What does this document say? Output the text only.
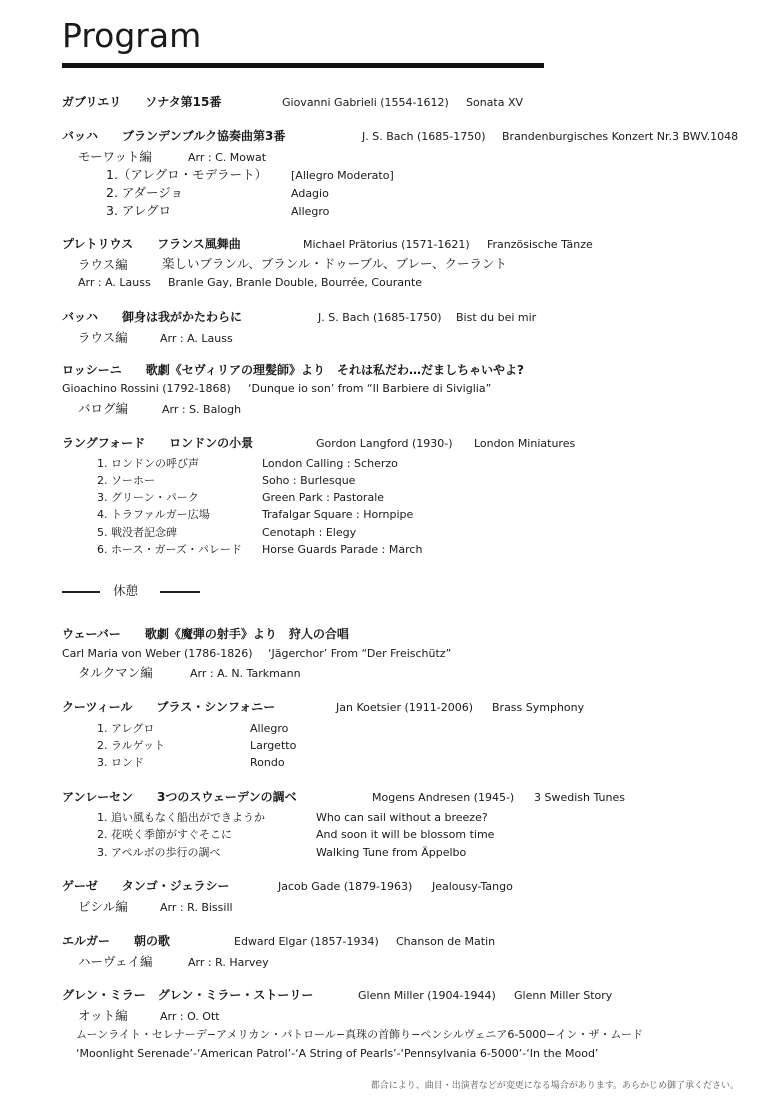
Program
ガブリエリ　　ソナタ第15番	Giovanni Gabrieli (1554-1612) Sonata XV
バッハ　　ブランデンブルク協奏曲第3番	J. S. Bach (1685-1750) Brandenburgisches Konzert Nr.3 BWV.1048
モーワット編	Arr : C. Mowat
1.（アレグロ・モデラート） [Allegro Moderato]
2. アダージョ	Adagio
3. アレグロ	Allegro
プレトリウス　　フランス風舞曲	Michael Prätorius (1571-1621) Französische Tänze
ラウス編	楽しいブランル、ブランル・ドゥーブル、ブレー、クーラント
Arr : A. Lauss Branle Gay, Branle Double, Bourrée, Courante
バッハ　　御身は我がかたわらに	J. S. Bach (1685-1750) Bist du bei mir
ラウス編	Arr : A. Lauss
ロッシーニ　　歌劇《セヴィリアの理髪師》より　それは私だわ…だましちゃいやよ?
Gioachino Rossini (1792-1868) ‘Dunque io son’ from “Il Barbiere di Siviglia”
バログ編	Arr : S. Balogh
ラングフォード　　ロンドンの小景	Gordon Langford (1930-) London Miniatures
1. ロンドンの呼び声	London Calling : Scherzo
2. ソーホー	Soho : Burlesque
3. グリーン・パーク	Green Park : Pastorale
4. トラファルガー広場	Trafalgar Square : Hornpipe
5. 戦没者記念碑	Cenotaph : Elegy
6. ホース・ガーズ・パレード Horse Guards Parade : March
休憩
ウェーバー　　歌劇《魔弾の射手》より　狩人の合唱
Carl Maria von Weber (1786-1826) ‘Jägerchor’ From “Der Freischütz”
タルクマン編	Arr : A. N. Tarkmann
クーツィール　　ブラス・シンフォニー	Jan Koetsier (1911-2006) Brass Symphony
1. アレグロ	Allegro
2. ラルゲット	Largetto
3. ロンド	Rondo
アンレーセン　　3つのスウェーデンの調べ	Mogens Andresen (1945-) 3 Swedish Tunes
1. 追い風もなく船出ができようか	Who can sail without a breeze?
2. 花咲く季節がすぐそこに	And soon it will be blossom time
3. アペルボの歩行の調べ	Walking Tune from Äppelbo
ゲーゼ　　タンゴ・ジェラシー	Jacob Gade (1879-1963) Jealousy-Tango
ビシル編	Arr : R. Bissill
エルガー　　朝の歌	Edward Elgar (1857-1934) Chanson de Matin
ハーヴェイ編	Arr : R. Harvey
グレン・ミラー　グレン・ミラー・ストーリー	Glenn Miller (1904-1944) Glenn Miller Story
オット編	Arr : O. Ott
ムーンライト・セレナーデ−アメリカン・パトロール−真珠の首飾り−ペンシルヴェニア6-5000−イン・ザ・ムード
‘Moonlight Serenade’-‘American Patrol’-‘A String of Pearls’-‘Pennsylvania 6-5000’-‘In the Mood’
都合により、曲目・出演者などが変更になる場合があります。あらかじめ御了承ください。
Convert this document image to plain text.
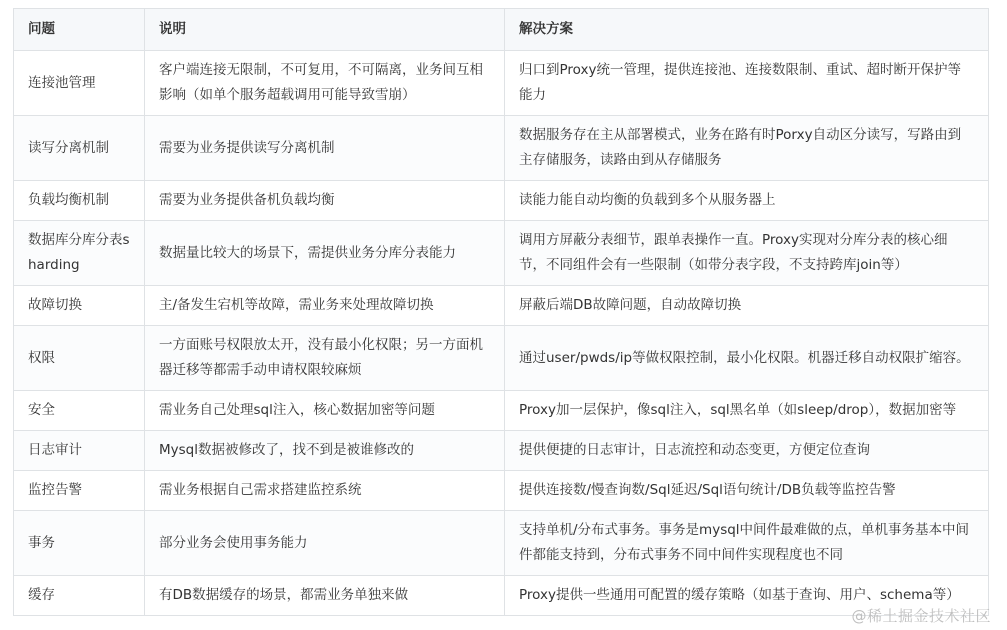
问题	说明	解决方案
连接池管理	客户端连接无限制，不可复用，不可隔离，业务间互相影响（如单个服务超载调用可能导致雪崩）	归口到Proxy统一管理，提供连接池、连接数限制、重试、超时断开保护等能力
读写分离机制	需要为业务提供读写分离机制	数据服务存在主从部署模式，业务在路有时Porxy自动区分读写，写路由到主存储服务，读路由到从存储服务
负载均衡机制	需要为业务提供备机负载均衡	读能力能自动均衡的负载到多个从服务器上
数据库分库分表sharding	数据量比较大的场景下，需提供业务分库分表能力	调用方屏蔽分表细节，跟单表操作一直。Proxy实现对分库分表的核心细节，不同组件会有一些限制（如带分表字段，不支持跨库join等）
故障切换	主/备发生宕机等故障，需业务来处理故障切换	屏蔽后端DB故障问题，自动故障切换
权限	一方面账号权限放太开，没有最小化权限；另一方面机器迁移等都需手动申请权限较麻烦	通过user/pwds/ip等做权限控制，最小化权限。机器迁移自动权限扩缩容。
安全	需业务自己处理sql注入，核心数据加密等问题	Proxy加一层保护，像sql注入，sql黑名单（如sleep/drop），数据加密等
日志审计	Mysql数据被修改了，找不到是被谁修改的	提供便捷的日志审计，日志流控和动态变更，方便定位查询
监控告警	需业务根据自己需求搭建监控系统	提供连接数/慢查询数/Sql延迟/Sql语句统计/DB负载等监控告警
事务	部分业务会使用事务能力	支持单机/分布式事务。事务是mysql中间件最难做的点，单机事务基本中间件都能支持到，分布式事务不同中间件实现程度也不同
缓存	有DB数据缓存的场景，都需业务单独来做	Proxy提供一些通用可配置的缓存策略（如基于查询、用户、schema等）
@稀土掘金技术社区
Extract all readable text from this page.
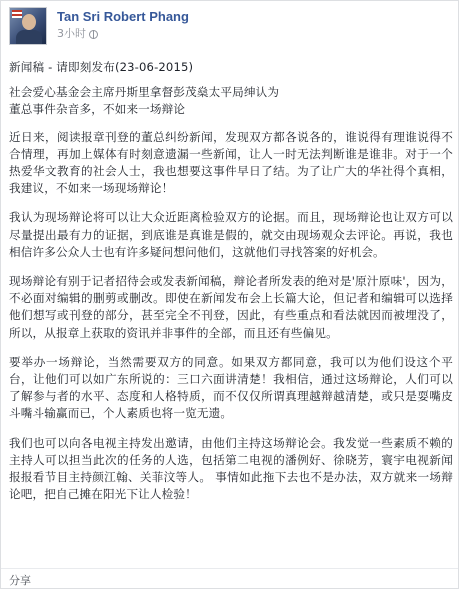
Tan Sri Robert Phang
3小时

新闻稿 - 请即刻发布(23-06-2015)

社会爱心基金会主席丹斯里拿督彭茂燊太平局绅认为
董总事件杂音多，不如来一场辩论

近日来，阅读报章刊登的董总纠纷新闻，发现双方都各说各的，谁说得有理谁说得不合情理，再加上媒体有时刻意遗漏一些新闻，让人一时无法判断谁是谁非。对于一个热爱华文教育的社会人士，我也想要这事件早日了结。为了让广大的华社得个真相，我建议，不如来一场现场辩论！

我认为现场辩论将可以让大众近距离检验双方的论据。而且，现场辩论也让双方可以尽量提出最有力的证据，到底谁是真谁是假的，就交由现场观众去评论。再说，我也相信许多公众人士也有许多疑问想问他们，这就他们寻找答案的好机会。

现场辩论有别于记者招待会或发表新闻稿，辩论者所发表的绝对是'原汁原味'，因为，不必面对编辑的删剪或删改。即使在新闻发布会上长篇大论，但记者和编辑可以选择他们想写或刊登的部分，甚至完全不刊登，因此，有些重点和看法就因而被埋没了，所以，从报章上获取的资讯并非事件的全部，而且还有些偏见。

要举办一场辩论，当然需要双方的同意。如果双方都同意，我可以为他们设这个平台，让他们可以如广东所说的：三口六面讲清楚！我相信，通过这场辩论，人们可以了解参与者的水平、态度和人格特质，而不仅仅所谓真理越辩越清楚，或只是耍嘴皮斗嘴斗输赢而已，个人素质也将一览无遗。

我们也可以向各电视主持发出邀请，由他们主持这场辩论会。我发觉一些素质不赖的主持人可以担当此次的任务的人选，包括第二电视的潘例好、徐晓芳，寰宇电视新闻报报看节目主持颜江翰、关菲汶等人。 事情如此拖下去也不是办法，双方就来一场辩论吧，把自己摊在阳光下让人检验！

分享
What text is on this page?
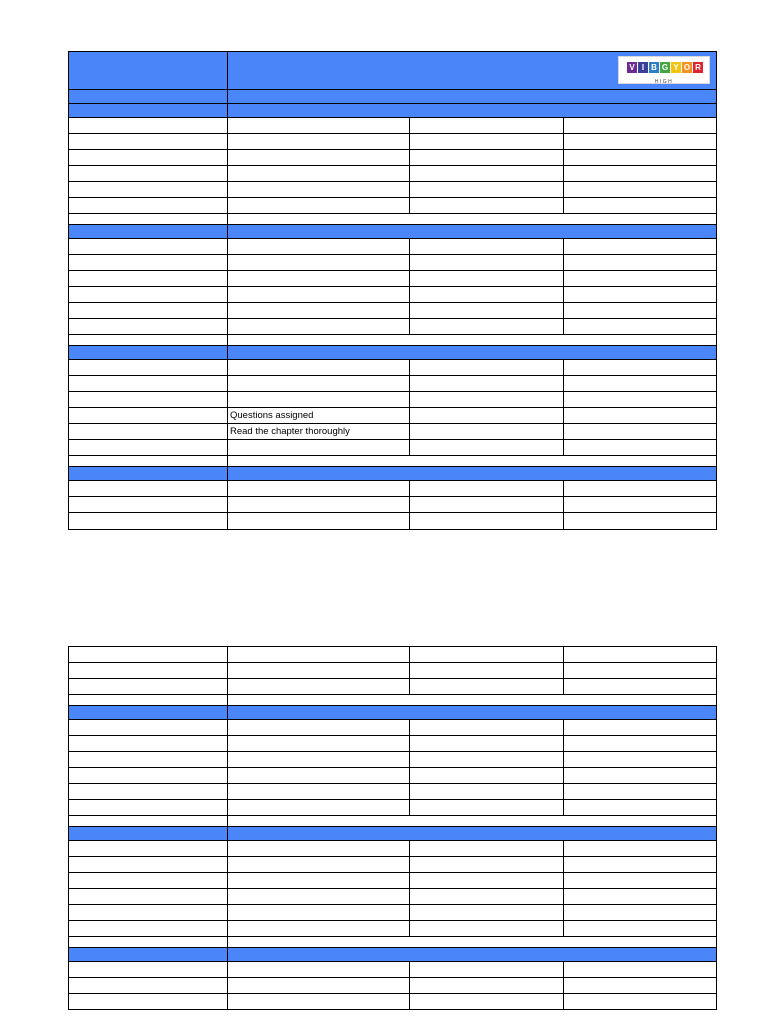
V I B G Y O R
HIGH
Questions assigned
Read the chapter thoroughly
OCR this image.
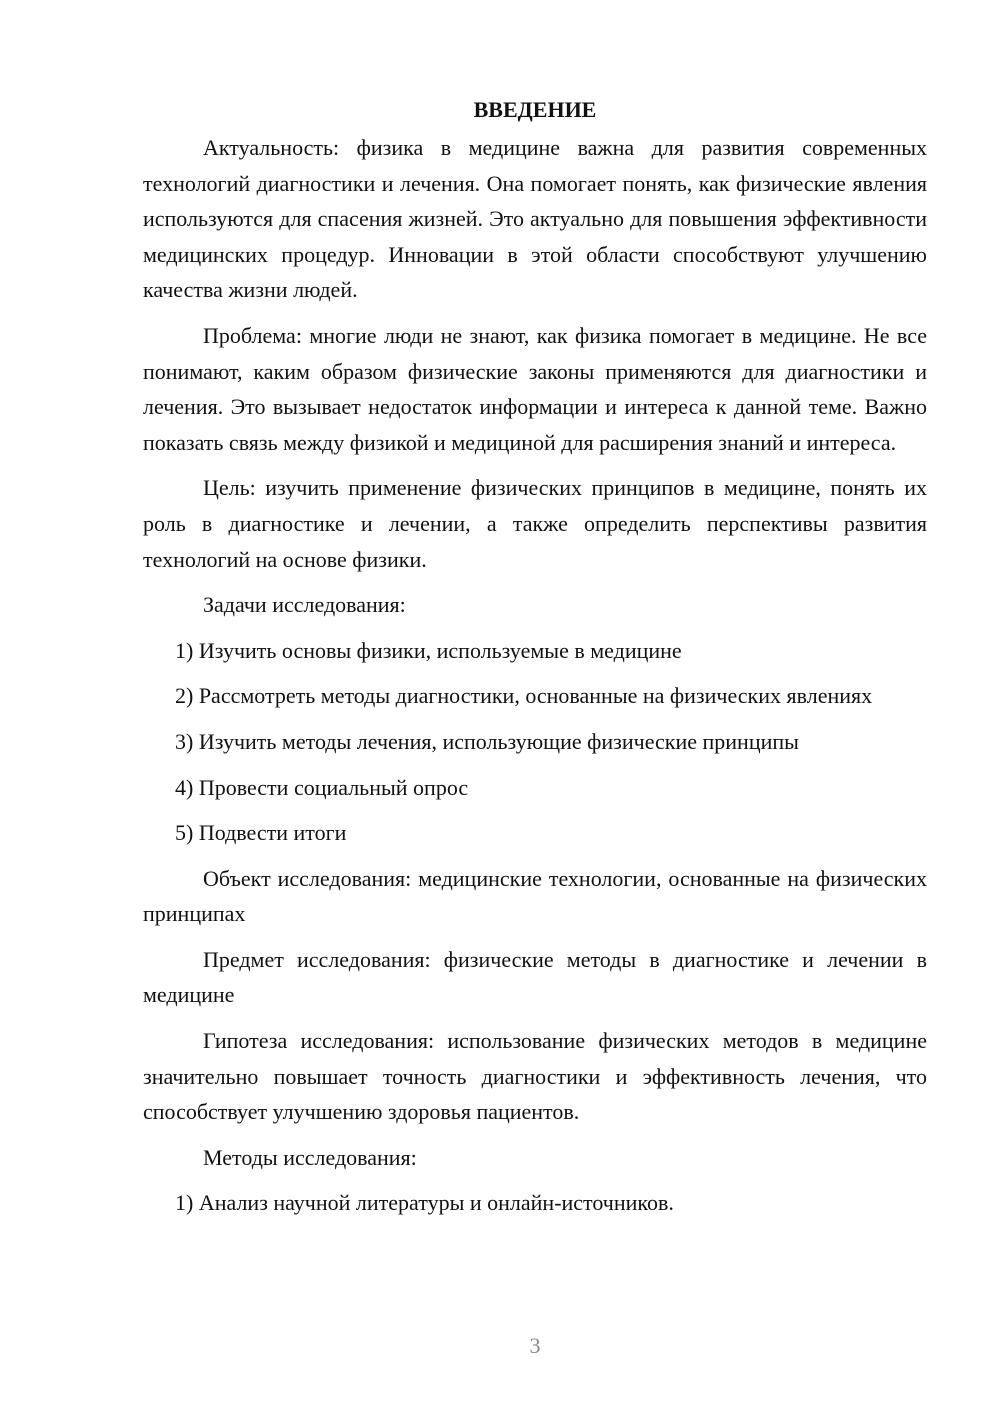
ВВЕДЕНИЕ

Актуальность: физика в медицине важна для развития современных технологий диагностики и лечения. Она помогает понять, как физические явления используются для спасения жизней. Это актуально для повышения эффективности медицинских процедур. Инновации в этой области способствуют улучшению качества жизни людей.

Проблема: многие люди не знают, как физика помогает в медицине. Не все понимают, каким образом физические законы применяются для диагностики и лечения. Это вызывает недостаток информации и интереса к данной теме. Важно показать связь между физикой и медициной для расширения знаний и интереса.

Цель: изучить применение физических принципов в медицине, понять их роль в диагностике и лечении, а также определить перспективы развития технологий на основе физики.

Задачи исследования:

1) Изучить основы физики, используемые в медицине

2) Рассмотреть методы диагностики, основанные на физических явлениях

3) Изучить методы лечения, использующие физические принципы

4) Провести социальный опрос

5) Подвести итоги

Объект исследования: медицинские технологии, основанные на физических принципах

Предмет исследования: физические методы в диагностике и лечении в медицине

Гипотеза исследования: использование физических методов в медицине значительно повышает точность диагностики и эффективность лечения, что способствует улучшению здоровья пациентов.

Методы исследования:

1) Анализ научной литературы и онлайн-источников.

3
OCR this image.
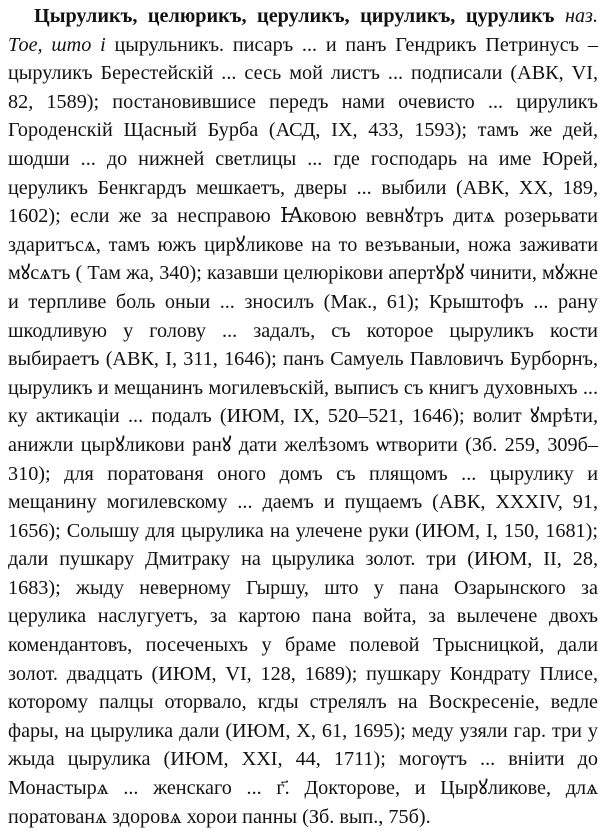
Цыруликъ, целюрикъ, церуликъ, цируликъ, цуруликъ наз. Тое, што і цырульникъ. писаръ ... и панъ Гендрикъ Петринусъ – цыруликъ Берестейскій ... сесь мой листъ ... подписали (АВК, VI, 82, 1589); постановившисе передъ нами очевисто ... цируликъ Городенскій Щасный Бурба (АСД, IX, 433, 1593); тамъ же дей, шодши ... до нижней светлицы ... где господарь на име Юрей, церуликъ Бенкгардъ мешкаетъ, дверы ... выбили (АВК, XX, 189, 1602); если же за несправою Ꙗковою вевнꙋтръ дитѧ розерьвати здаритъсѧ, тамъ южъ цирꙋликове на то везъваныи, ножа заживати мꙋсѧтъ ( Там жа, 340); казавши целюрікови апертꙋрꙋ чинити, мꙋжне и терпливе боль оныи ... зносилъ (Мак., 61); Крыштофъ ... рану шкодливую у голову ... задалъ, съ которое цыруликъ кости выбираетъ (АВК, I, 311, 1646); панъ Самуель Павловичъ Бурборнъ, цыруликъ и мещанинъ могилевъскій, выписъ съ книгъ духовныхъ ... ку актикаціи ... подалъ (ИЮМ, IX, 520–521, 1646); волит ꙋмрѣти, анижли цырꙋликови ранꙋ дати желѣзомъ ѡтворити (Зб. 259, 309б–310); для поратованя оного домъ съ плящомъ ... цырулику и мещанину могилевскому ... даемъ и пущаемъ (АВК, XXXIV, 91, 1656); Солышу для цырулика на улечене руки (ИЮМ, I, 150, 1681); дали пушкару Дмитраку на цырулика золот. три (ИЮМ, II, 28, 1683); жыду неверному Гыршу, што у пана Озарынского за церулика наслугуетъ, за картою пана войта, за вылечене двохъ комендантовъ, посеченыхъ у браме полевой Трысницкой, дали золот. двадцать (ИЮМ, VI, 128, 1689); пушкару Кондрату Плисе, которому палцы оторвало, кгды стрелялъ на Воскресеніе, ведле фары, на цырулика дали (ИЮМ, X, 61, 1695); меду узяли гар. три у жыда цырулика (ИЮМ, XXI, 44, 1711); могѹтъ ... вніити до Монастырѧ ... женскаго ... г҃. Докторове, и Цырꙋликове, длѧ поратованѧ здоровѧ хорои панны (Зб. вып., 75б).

[Written exercise] Gather from the entries above all lines that include the string "text".

[Solution for this problem]
What does this document say? Output the text only.
Convert this document image to plain text.
Extract all readable text from this page.
What text is on this page?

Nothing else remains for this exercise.